== THE TASK ==
Identify and copy all lines of the material where the string "ассигнования" is found.

== SUPPLIED DATA ==
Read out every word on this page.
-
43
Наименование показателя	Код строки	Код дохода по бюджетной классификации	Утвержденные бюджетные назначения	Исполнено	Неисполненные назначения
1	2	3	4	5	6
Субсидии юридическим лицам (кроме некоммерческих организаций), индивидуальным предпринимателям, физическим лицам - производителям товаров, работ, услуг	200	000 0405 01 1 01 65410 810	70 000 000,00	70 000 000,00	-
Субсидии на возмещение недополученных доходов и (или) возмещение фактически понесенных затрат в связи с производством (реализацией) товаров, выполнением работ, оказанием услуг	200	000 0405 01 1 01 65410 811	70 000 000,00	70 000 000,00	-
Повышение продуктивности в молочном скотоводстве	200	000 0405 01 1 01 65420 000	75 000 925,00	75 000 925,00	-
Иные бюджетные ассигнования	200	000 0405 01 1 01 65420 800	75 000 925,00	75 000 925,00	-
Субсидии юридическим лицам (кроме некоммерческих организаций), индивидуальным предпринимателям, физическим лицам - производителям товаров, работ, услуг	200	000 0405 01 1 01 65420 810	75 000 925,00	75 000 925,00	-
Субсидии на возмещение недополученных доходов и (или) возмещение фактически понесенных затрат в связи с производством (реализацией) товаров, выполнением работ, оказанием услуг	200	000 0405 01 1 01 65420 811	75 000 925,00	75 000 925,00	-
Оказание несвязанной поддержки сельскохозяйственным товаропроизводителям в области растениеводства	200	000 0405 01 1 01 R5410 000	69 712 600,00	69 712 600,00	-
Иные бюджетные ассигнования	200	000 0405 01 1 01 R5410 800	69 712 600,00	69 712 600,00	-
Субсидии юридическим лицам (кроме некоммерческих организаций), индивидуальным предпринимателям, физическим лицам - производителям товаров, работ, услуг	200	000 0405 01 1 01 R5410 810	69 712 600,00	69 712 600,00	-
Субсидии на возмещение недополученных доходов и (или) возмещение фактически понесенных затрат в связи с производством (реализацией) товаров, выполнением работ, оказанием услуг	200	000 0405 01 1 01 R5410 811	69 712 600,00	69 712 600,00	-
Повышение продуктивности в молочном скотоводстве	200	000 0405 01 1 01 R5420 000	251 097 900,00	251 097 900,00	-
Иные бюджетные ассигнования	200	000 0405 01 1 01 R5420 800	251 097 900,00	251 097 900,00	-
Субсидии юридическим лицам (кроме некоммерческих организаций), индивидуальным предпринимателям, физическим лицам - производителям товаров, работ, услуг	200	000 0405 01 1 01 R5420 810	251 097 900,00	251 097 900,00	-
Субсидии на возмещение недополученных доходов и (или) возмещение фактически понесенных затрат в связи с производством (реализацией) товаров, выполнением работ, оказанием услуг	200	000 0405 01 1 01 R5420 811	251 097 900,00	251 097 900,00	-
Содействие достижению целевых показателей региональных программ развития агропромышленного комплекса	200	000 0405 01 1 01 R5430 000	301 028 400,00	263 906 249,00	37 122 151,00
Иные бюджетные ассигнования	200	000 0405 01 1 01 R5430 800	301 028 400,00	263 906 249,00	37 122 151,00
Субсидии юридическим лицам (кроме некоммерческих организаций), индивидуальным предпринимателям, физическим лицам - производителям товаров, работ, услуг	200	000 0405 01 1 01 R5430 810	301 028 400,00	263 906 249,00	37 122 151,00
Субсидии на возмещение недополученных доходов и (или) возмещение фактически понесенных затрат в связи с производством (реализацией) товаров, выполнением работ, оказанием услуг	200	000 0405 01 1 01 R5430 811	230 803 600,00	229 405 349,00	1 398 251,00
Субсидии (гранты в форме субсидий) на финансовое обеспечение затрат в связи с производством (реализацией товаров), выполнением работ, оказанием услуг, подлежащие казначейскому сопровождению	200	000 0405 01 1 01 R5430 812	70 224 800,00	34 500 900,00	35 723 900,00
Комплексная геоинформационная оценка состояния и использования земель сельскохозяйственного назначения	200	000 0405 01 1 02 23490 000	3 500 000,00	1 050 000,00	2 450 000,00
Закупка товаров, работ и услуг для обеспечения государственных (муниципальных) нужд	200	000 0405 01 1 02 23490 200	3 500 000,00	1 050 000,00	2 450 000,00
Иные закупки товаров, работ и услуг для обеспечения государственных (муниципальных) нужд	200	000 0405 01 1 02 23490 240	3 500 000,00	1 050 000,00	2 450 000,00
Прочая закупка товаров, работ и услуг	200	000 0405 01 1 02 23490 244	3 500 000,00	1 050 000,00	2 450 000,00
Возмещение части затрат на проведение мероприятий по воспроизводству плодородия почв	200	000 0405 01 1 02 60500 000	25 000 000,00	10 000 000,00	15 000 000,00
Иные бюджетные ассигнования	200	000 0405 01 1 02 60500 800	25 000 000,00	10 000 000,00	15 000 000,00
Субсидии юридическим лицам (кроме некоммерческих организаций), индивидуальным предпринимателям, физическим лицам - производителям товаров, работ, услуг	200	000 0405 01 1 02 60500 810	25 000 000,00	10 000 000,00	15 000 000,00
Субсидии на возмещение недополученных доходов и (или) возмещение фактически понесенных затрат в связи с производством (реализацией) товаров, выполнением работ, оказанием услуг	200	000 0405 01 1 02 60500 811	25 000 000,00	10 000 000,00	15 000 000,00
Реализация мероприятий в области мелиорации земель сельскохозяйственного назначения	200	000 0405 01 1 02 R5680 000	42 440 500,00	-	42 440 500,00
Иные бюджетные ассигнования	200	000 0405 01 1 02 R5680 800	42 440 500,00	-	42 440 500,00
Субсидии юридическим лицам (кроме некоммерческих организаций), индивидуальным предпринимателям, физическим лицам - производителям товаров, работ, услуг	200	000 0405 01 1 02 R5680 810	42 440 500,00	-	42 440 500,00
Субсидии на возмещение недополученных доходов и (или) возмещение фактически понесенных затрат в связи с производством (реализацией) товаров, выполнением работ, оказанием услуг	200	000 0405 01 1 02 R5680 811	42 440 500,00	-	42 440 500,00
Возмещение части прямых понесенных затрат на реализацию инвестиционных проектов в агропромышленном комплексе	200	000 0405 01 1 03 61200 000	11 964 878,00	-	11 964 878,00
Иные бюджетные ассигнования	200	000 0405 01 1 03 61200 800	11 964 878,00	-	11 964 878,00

== OUTPUT ==
Иные бюджетные ассигнования	200	000 0405 01 1 01 65420 800	75 000 925,00	75 000 925,00	-
Иные бюджетные ассигнования	200	000 0405 01 1 01 R5410 800	69 712 600,00	69 712 600,00	-
Иные бюджетные ассигнования	200	000 0405 01 1 01 R5420 800	251 097 900,00	251 097 900,00	-
Иные бюджетные ассигнования	200	000 0405 01 1 01 R5430 800	301 028 400,00	263 906 249,00	37 122 151,00
Иные бюджетные ассигнования	200	000 0405 01 1 02 60500 800	25 000 000,00	10 000 000,00	15 000 000,00
Иные бюджетные ассигнования	200	000 0405 01 1 02 R5680 800	42 440 500,00	-	42 440 500,00
Иные бюджетные ассигнования	200	000 0405 01 1 03 61200 800	11 964 878,00	-	11 964 878,00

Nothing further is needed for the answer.